» Data:

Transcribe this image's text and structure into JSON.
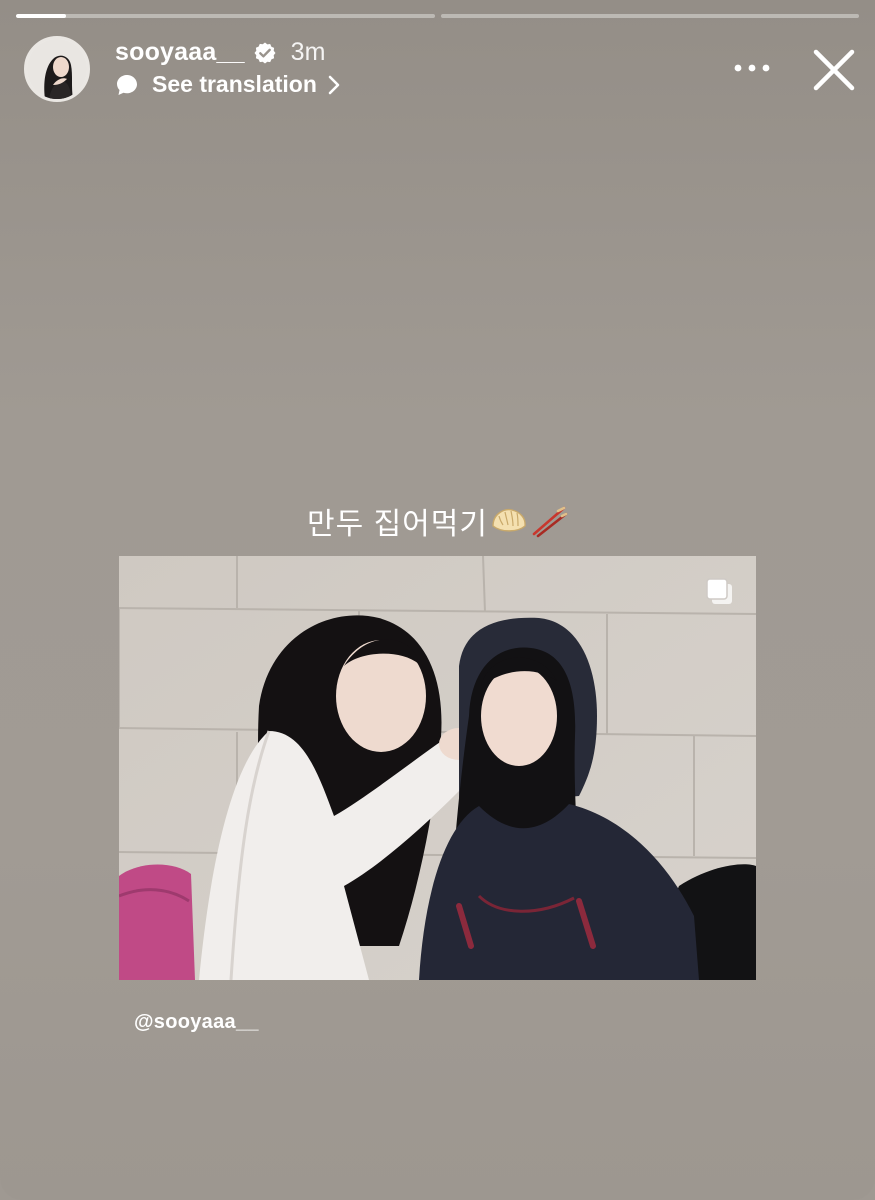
{
  "story": {
    "progress": [
      0.12,
      0
    ],
    "username": "sooyaaa__",
    "verified": true,
    "time_ago": "3m",
    "translate_label": "See translation",
    "icons": {
      "verified": "verified-badge-icon",
      "translate": "speech-bubble-icon",
      "chevron": "chevron-right-icon",
      "more": "more-horizontal-icon",
      "close": "close-icon",
      "multi": "multiple-images-icon"
    },
    "caption": "만두 집어먹기",
    "caption_emojis": [
      "dumpling-emoji",
      "chopsticks-emoji"
    ],
    "mention": "@sooyaaa__"
  },
  "colors": {
    "background": "#9f9992",
    "text": "#ffffff",
    "verified": "#ffffff"
  }
}
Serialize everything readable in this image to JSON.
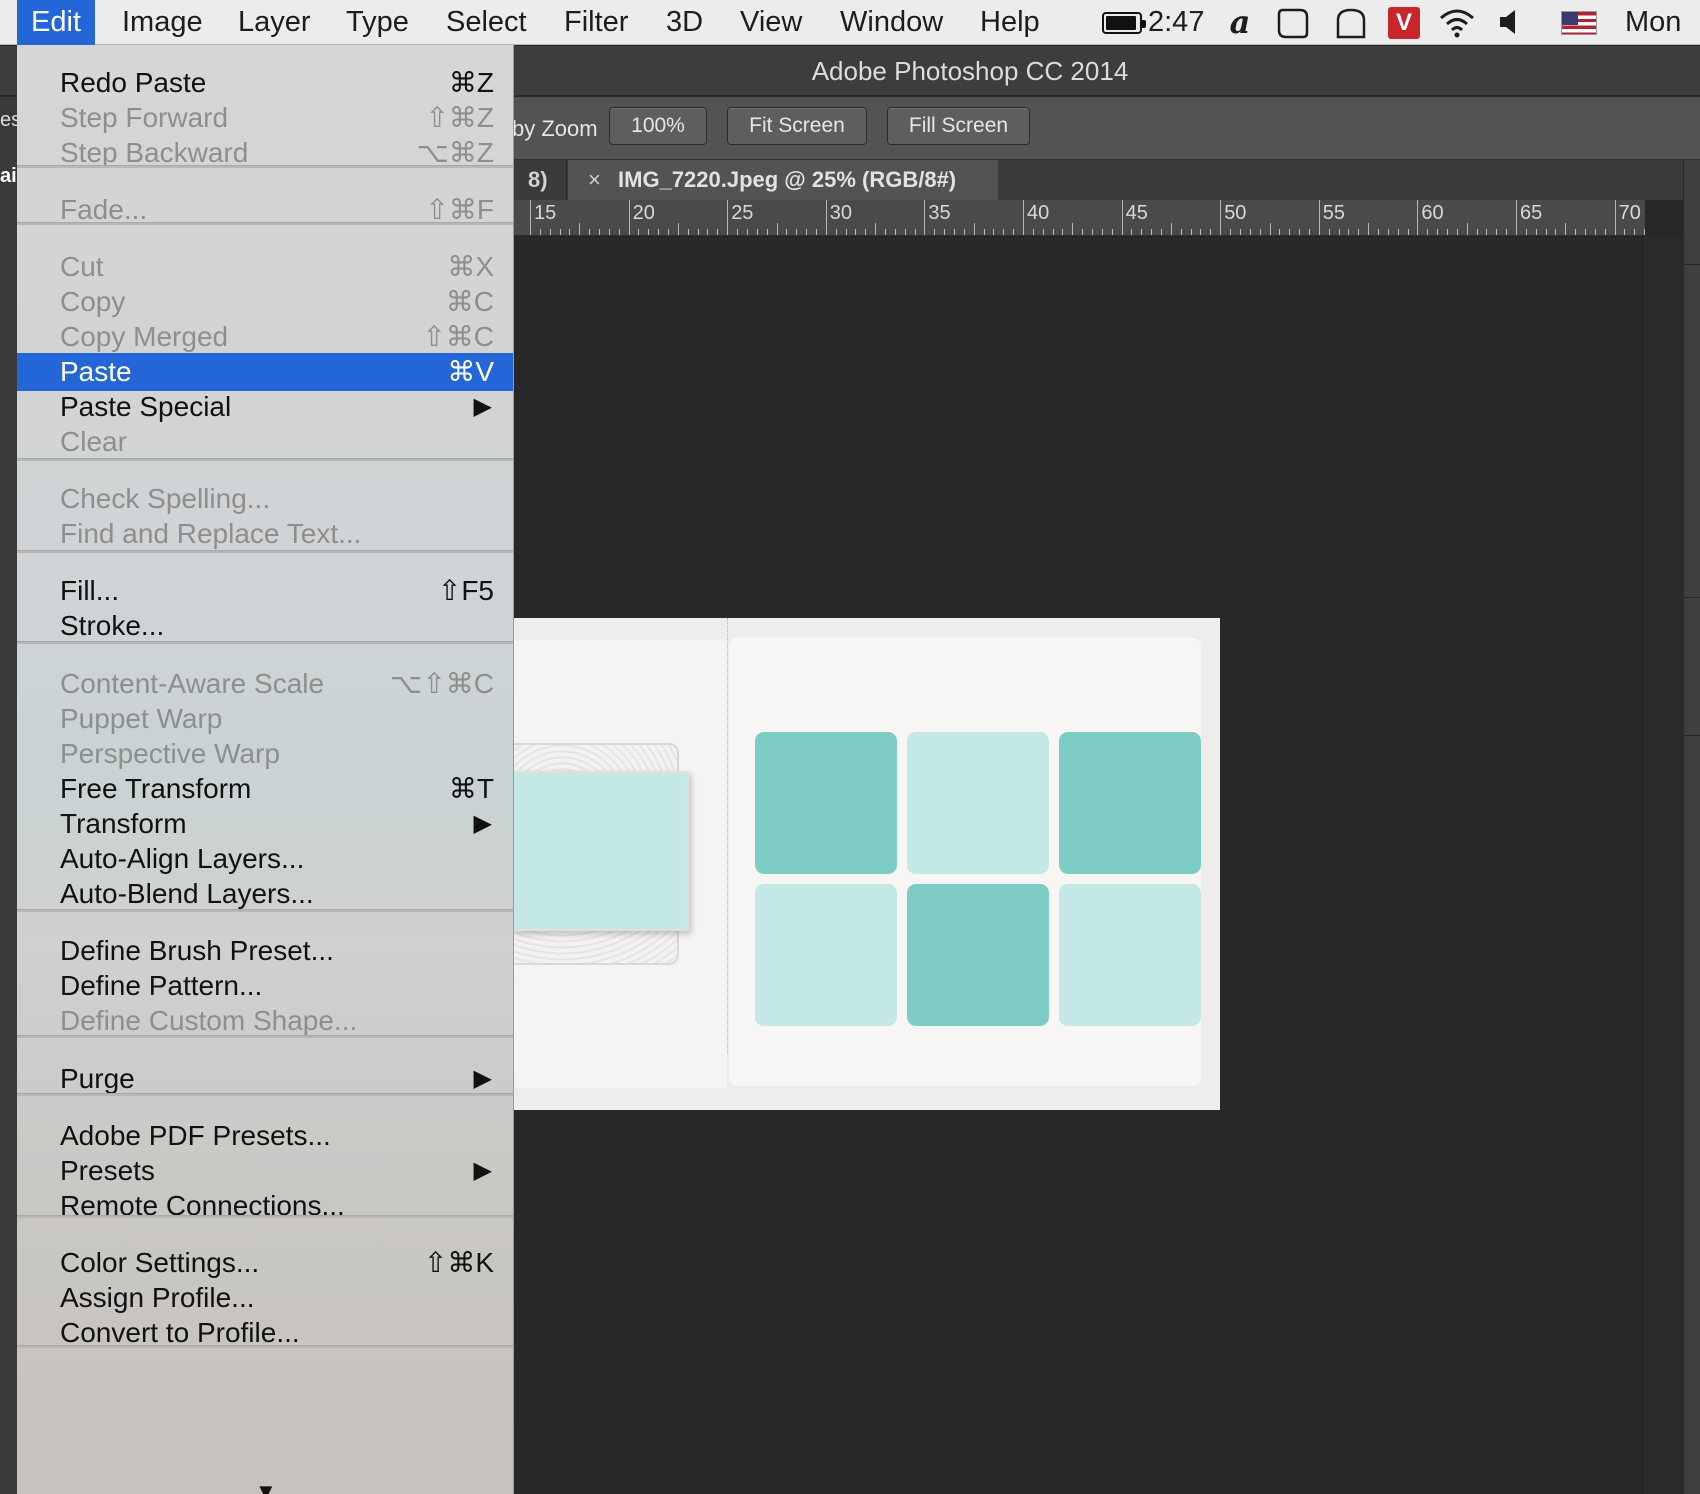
{
  "menubar": {
    "items": [
      "Edit",
      "Image",
      "Layer",
      "Type",
      "Select",
      "Filter",
      "3D",
      "View",
      "Window",
      "Help"
    ],
    "active": "Edit",
    "clock": "2:47",
    "day": "Mon F",
    "status_icons": [
      "battery-icon",
      "alfred-icon",
      "notification-icon",
      "bag-icon",
      "vivaldi-icon",
      "wifi-icon",
      "volume-icon",
      "us-flag-icon"
    ]
  },
  "window": {
    "title": "Adobe Photoshop CC 2014"
  },
  "options_bar": {
    "zoom_label": "by Zoom",
    "btn_100": "100%",
    "btn_fit": "Fit Screen",
    "btn_fill": "Fill Screen",
    "left_fragment": "es",
    "left_fragment2": "ai"
  },
  "tabs": {
    "prev_fragment": "8)",
    "close_glyph": "×",
    "active_name": "IMG_7220.Jpeg @ 25% (RGB/8#)"
  },
  "ruler": {
    "labels": [
      "15",
      "20",
      "25",
      "30",
      "35",
      "40",
      "45",
      "50",
      "55",
      "60",
      "65",
      "70"
    ]
  },
  "document": {
    "colors": {
      "dark_teal": "#7ecdc5",
      "light_teal": "#c4e8e5",
      "paper": "#efedeb"
    },
    "tiles": [
      "dark",
      "light",
      "dark",
      "light",
      "dark",
      "light"
    ]
  },
  "edit_menu": {
    "items": [
      {
        "label": "Redo Paste",
        "shortcut": "⌘Z",
        "enabled": true
      },
      {
        "label": "Step Forward",
        "shortcut": "⇧⌘Z",
        "enabled": false
      },
      {
        "label": "Step Backward",
        "shortcut": "⌥⌘Z",
        "enabled": false
      },
      {
        "label": "Fade...",
        "shortcut": "⇧⌘F",
        "enabled": false
      },
      {
        "label": "Cut",
        "shortcut": "⌘X",
        "enabled": false
      },
      {
        "label": "Copy",
        "shortcut": "⌘C",
        "enabled": false
      },
      {
        "label": "Copy Merged",
        "shortcut": "⇧⌘C",
        "enabled": false
      },
      {
        "label": "Paste",
        "shortcut": "⌘V",
        "enabled": true,
        "highlighted": true
      },
      {
        "label": "Paste Special",
        "shortcut": "",
        "enabled": true,
        "submenu": true
      },
      {
        "label": "Clear",
        "shortcut": "",
        "enabled": false
      },
      {
        "label": "Check Spelling...",
        "shortcut": "",
        "enabled": false
      },
      {
        "label": "Find and Replace Text...",
        "shortcut": "",
        "enabled": false
      },
      {
        "label": "Fill...",
        "shortcut": "⇧F5",
        "enabled": true
      },
      {
        "label": "Stroke...",
        "shortcut": "",
        "enabled": true
      },
      {
        "label": "Content-Aware Scale",
        "shortcut": "⌥⇧⌘C",
        "enabled": false
      },
      {
        "label": "Puppet Warp",
        "shortcut": "",
        "enabled": false
      },
      {
        "label": "Perspective Warp",
        "shortcut": "",
        "enabled": false
      },
      {
        "label": "Free Transform",
        "shortcut": "⌘T",
        "enabled": true
      },
      {
        "label": "Transform",
        "shortcut": "",
        "enabled": true,
        "submenu": true
      },
      {
        "label": "Auto-Align Layers...",
        "shortcut": "",
        "enabled": true
      },
      {
        "label": "Auto-Blend Layers...",
        "shortcut": "",
        "enabled": true
      },
      {
        "label": "Define Brush Preset...",
        "shortcut": "",
        "enabled": true
      },
      {
        "label": "Define Pattern...",
        "shortcut": "",
        "enabled": true
      },
      {
        "label": "Define Custom Shape...",
        "shortcut": "",
        "enabled": false
      },
      {
        "label": "Purge",
        "shortcut": "",
        "enabled": true,
        "submenu": true
      },
      {
        "label": "Adobe PDF Presets...",
        "shortcut": "",
        "enabled": true
      },
      {
        "label": "Presets",
        "shortcut": "",
        "enabled": true,
        "submenu": true
      },
      {
        "label": "Remote Connections...",
        "shortcut": "",
        "enabled": true
      },
      {
        "label": "Color Settings...",
        "shortcut": "⇧⌘K",
        "enabled": true
      },
      {
        "label": "Assign Profile...",
        "shortcut": "",
        "enabled": true
      },
      {
        "label": "Convert to Profile...",
        "shortcut": "",
        "enabled": true
      }
    ],
    "submenu_glyph": "▶",
    "scroll_glyph": "▼"
  }
}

» What the exercise asks: Scan the material for lines with the word "Adobe", and copy each line you find.

» The response:
    "title": "Adobe Photoshop CC 2014"
        "label": "Adobe PDF Presets...",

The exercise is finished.